Data excerpts:
--

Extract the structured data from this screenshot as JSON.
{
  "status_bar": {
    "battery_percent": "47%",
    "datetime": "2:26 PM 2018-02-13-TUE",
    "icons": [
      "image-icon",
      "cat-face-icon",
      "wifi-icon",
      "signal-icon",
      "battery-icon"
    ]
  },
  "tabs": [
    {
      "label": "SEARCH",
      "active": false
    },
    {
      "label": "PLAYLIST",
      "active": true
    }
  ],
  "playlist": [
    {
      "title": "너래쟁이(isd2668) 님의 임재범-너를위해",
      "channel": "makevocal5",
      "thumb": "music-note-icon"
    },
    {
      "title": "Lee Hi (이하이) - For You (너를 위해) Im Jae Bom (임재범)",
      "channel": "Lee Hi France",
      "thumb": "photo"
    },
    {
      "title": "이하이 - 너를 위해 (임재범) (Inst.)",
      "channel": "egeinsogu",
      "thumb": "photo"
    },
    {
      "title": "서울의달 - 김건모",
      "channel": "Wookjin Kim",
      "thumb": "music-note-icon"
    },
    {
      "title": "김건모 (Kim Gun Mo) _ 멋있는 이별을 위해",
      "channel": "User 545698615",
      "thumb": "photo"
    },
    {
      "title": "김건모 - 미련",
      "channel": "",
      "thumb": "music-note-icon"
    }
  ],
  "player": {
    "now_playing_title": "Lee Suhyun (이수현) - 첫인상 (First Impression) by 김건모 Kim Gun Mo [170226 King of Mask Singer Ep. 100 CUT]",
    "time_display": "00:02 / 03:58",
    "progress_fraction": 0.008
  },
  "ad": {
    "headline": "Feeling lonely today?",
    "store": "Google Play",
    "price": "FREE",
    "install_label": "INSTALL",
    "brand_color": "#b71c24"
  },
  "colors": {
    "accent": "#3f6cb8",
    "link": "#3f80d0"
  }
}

--

Exactly reproduce the material above.

RESULT BELOW:
Extract the structured data from this screenshot as JSON.
{
  "status_bar": {
    "battery_percent": "47%",
    "datetime": "2:26 PM 2018-02-13-TUE",
    "icons": [
      "image-icon",
      "cat-face-icon",
      "wifi-icon",
      "signal-icon",
      "battery-icon"
    ]
  },
  "tabs": [
    {
      "label": "SEARCH",
      "active": false
    },
    {
      "label": "PLAYLIST",
      "active": true
    }
  ],
  "playlist": [
    {
      "title": "너래쟁이(isd2668) 님의 임재범-너를위해",
      "channel": "makevocal5",
      "thumb": "music-note-icon"
    },
    {
      "title": "Lee Hi (이하이) - For You (너를 위해) Im Jae Bom (임재범)",
      "channel": "Lee Hi France",
      "thumb": "photo"
    },
    {
      "title": "이하이 - 너를 위해 (임재범) (Inst.)",
      "channel": "egeinsogu",
      "thumb": "photo"
    },
    {
      "title": "서울의달 - 김건모",
      "channel": "Wookjin Kim",
      "thumb": "music-note-icon"
    },
    {
      "title": "김건모 (Kim Gun Mo) _ 멋있는 이별을 위해",
      "channel": "User 545698615",
      "thumb": "photo"
    },
    {
      "title": "김건모 - 미련",
      "channel": "",
      "thumb": "music-note-icon"
    }
  ],
  "player": {
    "now_playing_title": "Lee Suhyun (이수현) - 첫인상 (First Impression) by 김건모 Kim Gun Mo [170226 King of Mask Singer Ep. 100 CUT]",
    "time_display": "00:02 / 03:58",
    "progress_fraction": 0.008
  },
  "ad": {
    "headline": "Feeling lonely today?",
    "store": "Google Play",
    "price": "FREE",
    "install_label": "INSTALL",
    "brand_color": "#b71c24"
  },
  "colors": {
    "accent": "#3f6cb8",
    "link": "#3f80d0"
  }
}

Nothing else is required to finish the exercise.